*What this task involves:*
Could you reproduce every one of the lines below word for word, leaving the pictures out of your answer?

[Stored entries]
*****

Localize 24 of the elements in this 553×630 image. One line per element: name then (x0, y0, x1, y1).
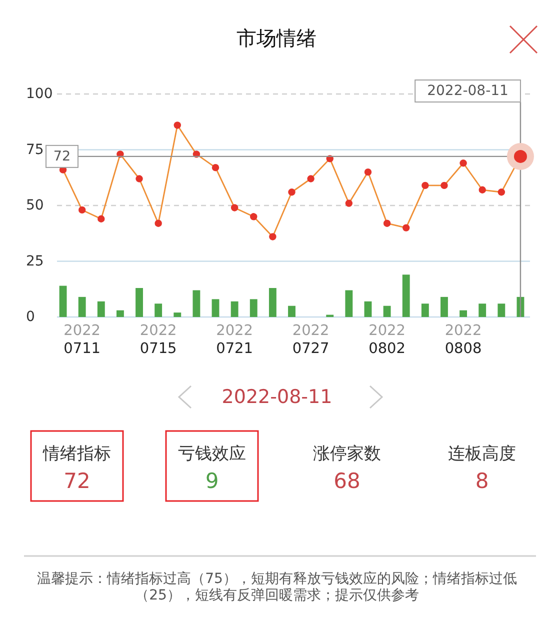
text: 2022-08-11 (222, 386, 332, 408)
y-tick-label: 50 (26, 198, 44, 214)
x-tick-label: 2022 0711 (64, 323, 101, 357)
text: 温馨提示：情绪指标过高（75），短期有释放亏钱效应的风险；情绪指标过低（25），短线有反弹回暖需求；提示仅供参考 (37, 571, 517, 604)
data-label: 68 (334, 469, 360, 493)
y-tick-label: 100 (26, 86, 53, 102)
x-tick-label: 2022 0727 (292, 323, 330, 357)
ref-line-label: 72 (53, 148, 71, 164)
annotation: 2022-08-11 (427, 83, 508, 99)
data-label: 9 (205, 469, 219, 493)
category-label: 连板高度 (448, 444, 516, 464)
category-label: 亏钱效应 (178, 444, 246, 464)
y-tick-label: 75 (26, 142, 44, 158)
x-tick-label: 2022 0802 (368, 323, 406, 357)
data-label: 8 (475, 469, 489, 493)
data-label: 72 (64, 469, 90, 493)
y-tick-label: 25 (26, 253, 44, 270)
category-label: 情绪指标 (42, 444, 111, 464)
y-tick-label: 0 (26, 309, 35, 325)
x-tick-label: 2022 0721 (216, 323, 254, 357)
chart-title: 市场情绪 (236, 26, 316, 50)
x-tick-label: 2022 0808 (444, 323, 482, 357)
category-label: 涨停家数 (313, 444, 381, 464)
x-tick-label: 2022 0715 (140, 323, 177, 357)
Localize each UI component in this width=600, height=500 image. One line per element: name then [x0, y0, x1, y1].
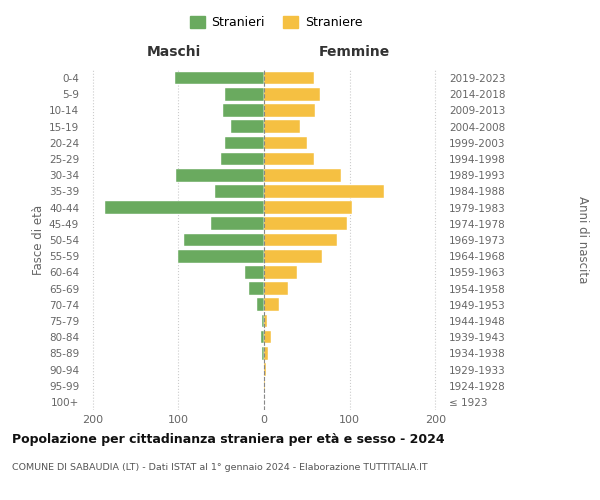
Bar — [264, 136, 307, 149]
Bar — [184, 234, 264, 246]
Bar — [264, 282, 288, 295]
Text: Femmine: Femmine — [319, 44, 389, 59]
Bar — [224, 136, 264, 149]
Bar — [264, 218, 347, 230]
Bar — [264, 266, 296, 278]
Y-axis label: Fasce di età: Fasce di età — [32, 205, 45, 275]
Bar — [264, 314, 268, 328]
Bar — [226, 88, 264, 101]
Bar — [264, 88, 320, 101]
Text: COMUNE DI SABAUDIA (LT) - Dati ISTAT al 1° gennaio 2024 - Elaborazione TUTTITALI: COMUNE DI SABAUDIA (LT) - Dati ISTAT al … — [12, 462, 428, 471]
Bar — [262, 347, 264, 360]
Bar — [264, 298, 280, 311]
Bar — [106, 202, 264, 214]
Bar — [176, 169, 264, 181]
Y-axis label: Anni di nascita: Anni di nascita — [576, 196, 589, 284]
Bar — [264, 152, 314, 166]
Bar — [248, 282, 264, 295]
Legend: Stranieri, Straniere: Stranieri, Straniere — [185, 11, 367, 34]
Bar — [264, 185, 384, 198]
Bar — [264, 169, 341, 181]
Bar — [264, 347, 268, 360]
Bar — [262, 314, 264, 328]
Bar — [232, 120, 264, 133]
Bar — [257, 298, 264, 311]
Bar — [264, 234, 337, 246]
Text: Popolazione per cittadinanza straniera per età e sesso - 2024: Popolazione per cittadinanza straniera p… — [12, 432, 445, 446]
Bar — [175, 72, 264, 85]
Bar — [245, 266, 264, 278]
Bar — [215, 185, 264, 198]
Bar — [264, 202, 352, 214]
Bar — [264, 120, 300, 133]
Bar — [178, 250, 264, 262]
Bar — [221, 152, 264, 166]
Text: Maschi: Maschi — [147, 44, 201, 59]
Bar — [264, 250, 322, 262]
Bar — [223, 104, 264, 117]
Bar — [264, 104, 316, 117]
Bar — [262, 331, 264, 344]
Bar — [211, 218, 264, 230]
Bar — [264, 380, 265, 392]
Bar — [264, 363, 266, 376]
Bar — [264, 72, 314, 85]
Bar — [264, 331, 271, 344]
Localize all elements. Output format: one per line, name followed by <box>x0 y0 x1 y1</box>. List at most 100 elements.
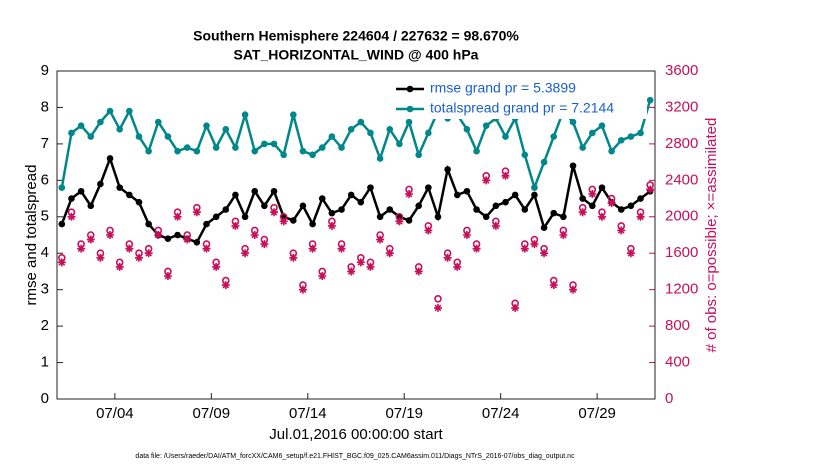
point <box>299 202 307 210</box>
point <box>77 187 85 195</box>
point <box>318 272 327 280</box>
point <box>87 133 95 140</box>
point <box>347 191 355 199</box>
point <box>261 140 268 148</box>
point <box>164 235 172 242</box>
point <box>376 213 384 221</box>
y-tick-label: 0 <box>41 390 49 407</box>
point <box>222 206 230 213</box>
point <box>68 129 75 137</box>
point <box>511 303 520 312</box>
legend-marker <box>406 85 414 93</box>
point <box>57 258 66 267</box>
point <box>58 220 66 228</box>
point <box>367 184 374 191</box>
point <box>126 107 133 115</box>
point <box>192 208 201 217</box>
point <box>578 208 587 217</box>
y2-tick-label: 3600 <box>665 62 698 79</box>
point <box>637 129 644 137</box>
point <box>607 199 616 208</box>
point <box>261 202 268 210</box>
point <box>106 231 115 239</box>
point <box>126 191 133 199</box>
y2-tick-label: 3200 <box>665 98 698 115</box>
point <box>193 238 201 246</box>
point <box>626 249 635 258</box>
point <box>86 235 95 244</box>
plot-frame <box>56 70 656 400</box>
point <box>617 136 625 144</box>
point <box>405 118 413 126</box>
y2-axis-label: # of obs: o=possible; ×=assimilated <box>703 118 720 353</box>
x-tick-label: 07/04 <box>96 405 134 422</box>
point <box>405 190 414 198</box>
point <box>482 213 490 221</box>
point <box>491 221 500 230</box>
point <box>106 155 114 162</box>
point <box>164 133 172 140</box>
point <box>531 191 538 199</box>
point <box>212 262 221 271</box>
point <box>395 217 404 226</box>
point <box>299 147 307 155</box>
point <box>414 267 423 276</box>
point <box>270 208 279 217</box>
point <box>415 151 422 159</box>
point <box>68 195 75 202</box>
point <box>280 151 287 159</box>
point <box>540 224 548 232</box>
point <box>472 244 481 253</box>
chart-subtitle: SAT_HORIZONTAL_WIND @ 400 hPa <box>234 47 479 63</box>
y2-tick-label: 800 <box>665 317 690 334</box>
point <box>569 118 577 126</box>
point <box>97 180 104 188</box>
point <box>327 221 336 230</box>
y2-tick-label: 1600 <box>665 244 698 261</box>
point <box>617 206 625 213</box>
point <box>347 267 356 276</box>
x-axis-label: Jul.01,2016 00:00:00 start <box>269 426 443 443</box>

*****

*Output:*
Localize 24 of the elements in this 553×630 image. One line per element: name then (x0, y0, x1, y1).
text: 2022-08-11 (222, 386, 332, 408)
y-tick-label: 50 (26, 198, 44, 214)
x-tick-label: 2022 0711 (64, 323, 101, 357)
text: 温馨提示：情绪指标过高（75），短期有释放亏钱效应的风险；情绪指标过低（25），短线有反弹回暖需求；提示仅供参考 (37, 571, 517, 604)
data-label: 68 (334, 469, 360, 493)
y-tick-label: 100 (26, 86, 53, 102)
x-tick-label: 2022 0727 (292, 323, 330, 357)
ref-line-label: 72 (53, 148, 71, 164)
annotation: 2022-08-11 (427, 83, 508, 99)
data-label: 9 (205, 469, 219, 493)
category-label: 连板高度 (448, 444, 516, 464)
category-label: 亏钱效应 (178, 444, 246, 464)
y-tick-label: 75 (26, 142, 44, 158)
x-tick-label: 2022 0802 (368, 323, 406, 357)
data-label: 8 (475, 469, 489, 493)
data-label: 72 (64, 469, 90, 493)
y-tick-label: 25 (26, 253, 44, 270)
category-label: 情绪指标 (42, 444, 111, 464)
y-tick-label: 0 (26, 309, 35, 325)
x-tick-label: 2022 0721 (216, 323, 254, 357)
chart-title: 市场情绪 (236, 26, 316, 50)
x-tick-label: 2022 0808 (444, 323, 482, 357)
category-label: 涨停家数 (313, 444, 381, 464)
x-tick-label: 2022 0715 (140, 323, 177, 357)
Localize each UI component in this width=600, height=500 image. One line per element: name then [x0, y0, x1, y1].
Bar — [264, 136, 307, 149]
Bar — [184, 234, 264, 246]
Bar — [264, 282, 288, 295]
Text: Femmine: Femmine — [319, 44, 389, 59]
Bar — [224, 136, 264, 149]
Bar — [264, 218, 347, 230]
Bar — [264, 266, 296, 278]
Y-axis label: Fasce di età: Fasce di età — [32, 205, 45, 275]
Bar — [264, 314, 268, 328]
Bar — [226, 88, 264, 101]
Bar — [264, 88, 320, 101]
Text: COMUNE DI SABAUDIA (LT) - Dati ISTAT al 1° gennaio 2024 - Elaborazione TUTTITALI: COMUNE DI SABAUDIA (LT) - Dati ISTAT al … — [12, 462, 428, 471]
Bar — [262, 347, 264, 360]
Bar — [264, 298, 280, 311]
Bar — [106, 202, 264, 214]
Bar — [176, 169, 264, 181]
Y-axis label: Anni di nascita: Anni di nascita — [576, 196, 589, 284]
Bar — [264, 152, 314, 166]
Bar — [248, 282, 264, 295]
Legend: Stranieri, Straniere: Stranieri, Straniere — [185, 11, 367, 34]
Bar — [264, 185, 384, 198]
Bar — [264, 169, 341, 181]
Bar — [264, 347, 268, 360]
Bar — [262, 314, 264, 328]
Bar — [232, 120, 264, 133]
Bar — [257, 298, 264, 311]
Bar — [264, 234, 337, 246]
Text: Popolazione per cittadinanza straniera per età e sesso - 2024: Popolazione per cittadinanza straniera p… — [12, 432, 445, 446]
Bar — [175, 72, 264, 85]
Bar — [245, 266, 264, 278]
Bar — [215, 185, 264, 198]
Bar — [264, 202, 352, 214]
Bar — [264, 120, 300, 133]
Bar — [178, 250, 264, 262]
Bar — [221, 152, 264, 166]
Text: Maschi: Maschi — [147, 44, 201, 59]
Bar — [264, 250, 322, 262]
Bar — [223, 104, 264, 117]
Bar — [264, 104, 316, 117]
Bar — [262, 331, 264, 344]
Bar — [211, 218, 264, 230]
Bar — [264, 380, 265, 392]
Bar — [264, 363, 266, 376]
Bar — [264, 72, 314, 85]
Bar — [264, 331, 271, 344]
Localize all elements. Output format: one per line, name followed by <box>x0 y0 x1 y1</box>. List at most 100 elements.
point <box>299 202 307 210</box>
point <box>77 187 85 195</box>
point <box>318 272 327 280</box>
point <box>87 133 95 140</box>
point <box>347 191 355 199</box>
point <box>261 140 268 148</box>
point <box>164 235 172 242</box>
point <box>376 213 384 221</box>
y-tick-label: 0 <box>41 390 49 407</box>
point <box>222 206 230 213</box>
point <box>68 129 75 137</box>
point <box>511 303 520 312</box>
legend-marker <box>406 85 414 93</box>
point <box>57 258 66 267</box>
point <box>58 220 66 228</box>
point <box>367 184 374 191</box>
point <box>126 107 133 115</box>
point <box>192 208 201 217</box>
point <box>578 208 587 217</box>
y2-tick-label: 3600 <box>665 62 698 79</box>
point <box>637 129 644 137</box>
point <box>607 199 616 208</box>
point <box>261 202 268 210</box>
point <box>106 231 115 239</box>
point <box>126 191 133 199</box>
y2-tick-label: 3200 <box>665 98 698 115</box>
point <box>193 238 201 246</box>
point <box>626 249 635 258</box>
point <box>86 235 95 244</box>
plot-frame <box>56 70 656 400</box>
point <box>617 136 625 144</box>
point <box>405 118 413 126</box>
y2-axis-label: # of obs: o=possible; ×=assimilated <box>703 118 720 353</box>
x-tick-label: 07/04 <box>96 405 134 422</box>
point <box>405 190 414 198</box>
point <box>482 213 490 221</box>
point <box>491 221 500 230</box>
point <box>106 155 114 162</box>
point <box>164 133 172 140</box>
point <box>531 191 538 199</box>
point <box>212 262 221 271</box>
point <box>395 217 404 226</box>
point <box>299 147 307 155</box>
point <box>414 267 423 276</box>
point <box>270 208 279 217</box>
point <box>415 151 422 159</box>
point <box>68 195 75 202</box>
point <box>280 151 287 159</box>
point <box>540 224 548 232</box>
point <box>472 244 481 253</box>
chart-subtitle: SAT_HORIZONTAL_WIND @ 400 hPa <box>234 47 479 63</box>
y2-tick-label: 800 <box>665 317 690 334</box>
point <box>569 118 577 126</box>
point <box>97 180 104 188</box>
point <box>327 221 336 230</box>
y2-tick-label: 1600 <box>665 244 698 261</box>
point <box>617 206 625 213</box>
point <box>347 267 356 276</box>
x-axis-label: Jul.01,2016 00:00:00 start <box>269 426 443 443</box>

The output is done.